_Your objective_:
Give every line of the data again, unchanged, but with no pictures.
****************************************
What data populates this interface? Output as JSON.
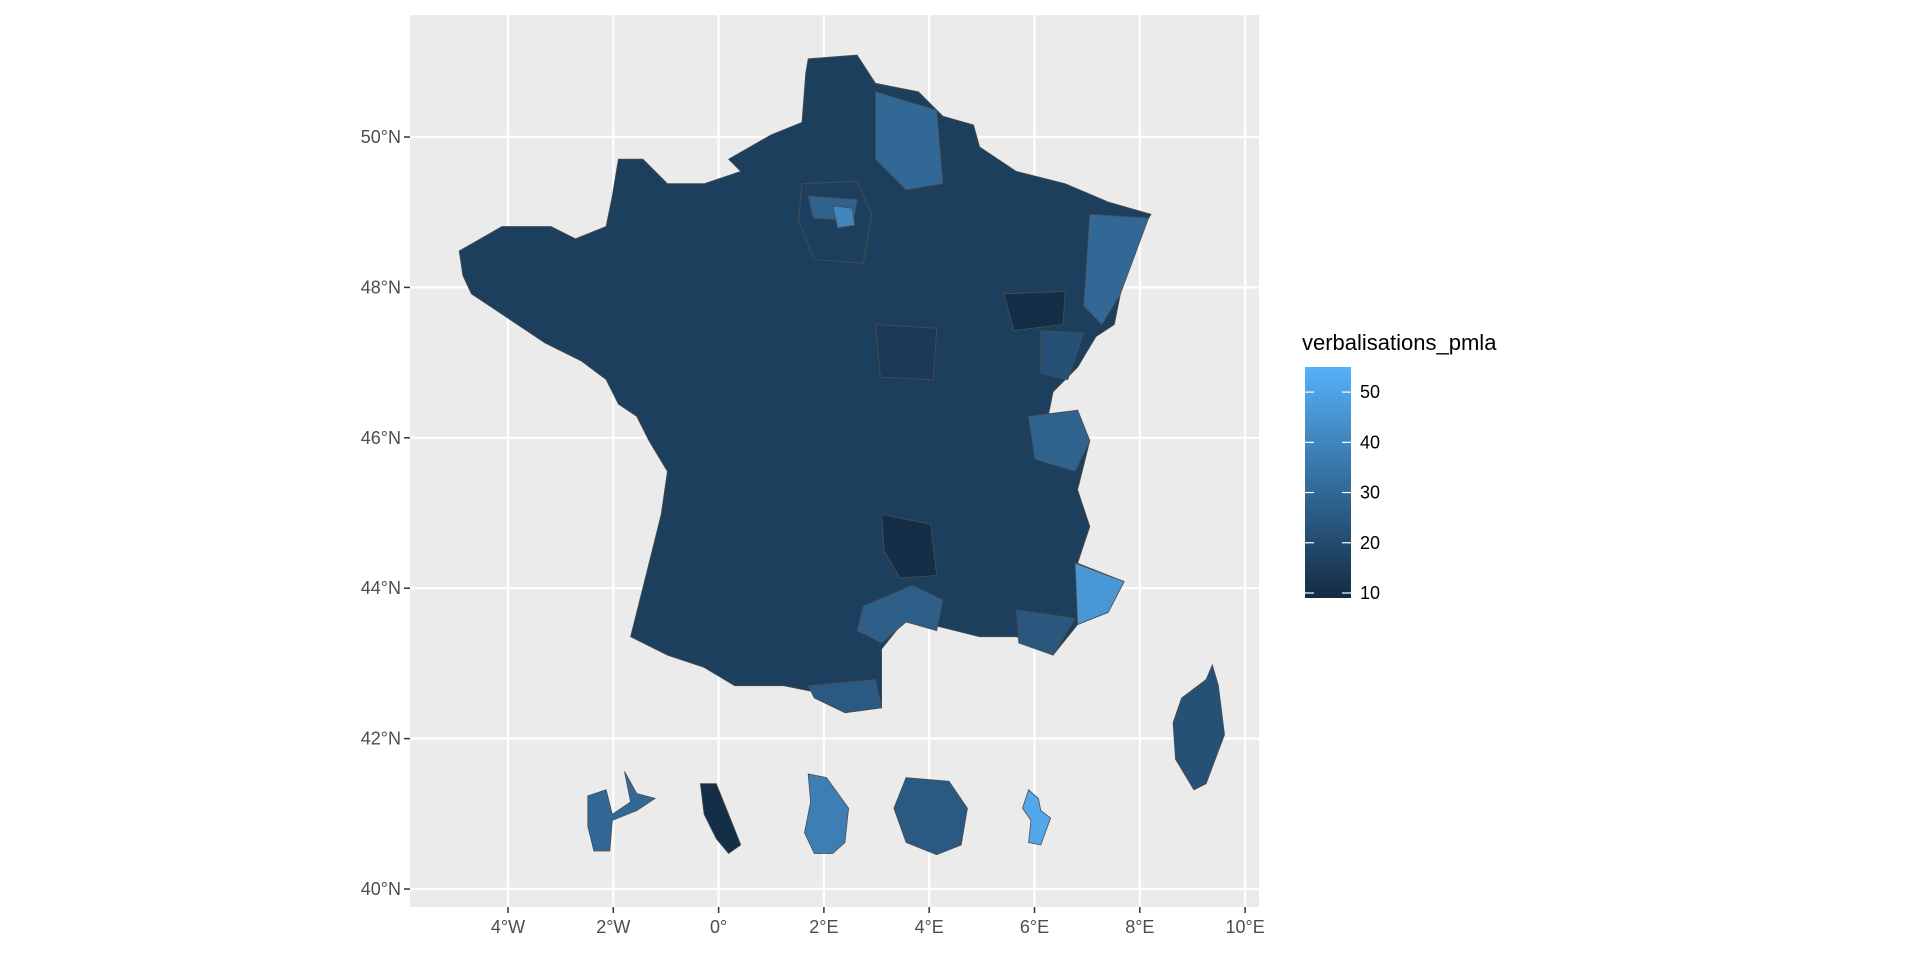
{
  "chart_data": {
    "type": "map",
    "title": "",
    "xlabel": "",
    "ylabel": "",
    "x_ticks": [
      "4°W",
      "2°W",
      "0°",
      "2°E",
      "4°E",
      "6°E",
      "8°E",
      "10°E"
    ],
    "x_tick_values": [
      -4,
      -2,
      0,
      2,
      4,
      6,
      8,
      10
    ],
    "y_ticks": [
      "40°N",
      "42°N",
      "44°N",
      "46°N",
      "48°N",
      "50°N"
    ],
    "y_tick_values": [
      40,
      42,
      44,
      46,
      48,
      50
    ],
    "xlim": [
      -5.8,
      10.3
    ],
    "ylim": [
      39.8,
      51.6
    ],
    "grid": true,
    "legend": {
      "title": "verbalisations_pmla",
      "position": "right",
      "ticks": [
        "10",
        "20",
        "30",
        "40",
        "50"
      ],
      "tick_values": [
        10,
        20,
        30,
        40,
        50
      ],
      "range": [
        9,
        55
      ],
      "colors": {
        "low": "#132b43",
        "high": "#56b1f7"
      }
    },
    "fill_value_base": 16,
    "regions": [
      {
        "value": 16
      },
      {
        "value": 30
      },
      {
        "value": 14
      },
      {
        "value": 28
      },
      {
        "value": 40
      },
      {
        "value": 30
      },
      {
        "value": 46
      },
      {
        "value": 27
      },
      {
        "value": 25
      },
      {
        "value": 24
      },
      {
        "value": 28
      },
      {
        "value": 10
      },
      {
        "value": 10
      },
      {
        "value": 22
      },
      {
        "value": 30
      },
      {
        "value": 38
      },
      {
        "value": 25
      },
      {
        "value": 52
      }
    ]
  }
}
****************************************
_Result of the exercise_:
What data populates this interface? Output as JSON.
{
  "chart_data": {
    "type": "map",
    "title": "",
    "xlabel": "",
    "ylabel": "",
    "x_ticks": [
      "4°W",
      "2°W",
      "0°",
      "2°E",
      "4°E",
      "6°E",
      "8°E",
      "10°E"
    ],
    "x_tick_values": [
      -4,
      -2,
      0,
      2,
      4,
      6,
      8,
      10
    ],
    "y_ticks": [
      "40°N",
      "42°N",
      "44°N",
      "46°N",
      "48°N",
      "50°N"
    ],
    "y_tick_values": [
      40,
      42,
      44,
      46,
      48,
      50
    ],
    "xlim": [
      -5.8,
      10.3
    ],
    "ylim": [
      39.8,
      51.6
    ],
    "grid": true,
    "legend": {
      "title": "verbalisations_pmla",
      "position": "right",
      "ticks": [
        "10",
        "20",
        "30",
        "40",
        "50"
      ],
      "tick_values": [
        10,
        20,
        30,
        40,
        50
      ],
      "range": [
        9,
        55
      ],
      "colors": {
        "low": "#132b43",
        "high": "#56b1f7"
      }
    },
    "fill_value_base": 16,
    "regions": [
      {
        "value": 16
      },
      {
        "value": 30
      },
      {
        "value": 14
      },
      {
        "value": 28
      },
      {
        "value": 40
      },
      {
        "value": 30
      },
      {
        "value": 46
      },
      {
        "value": 27
      },
      {
        "value": 25
      },
      {
        "value": 24
      },
      {
        "value": 28
      },
      {
        "value": 10
      },
      {
        "value": 10
      },
      {
        "value": 22
      },
      {
        "value": 30
      },
      {
        "value": 38
      },
      {
        "value": 25
      },
      {
        "value": 52
      }
    ]
  }
}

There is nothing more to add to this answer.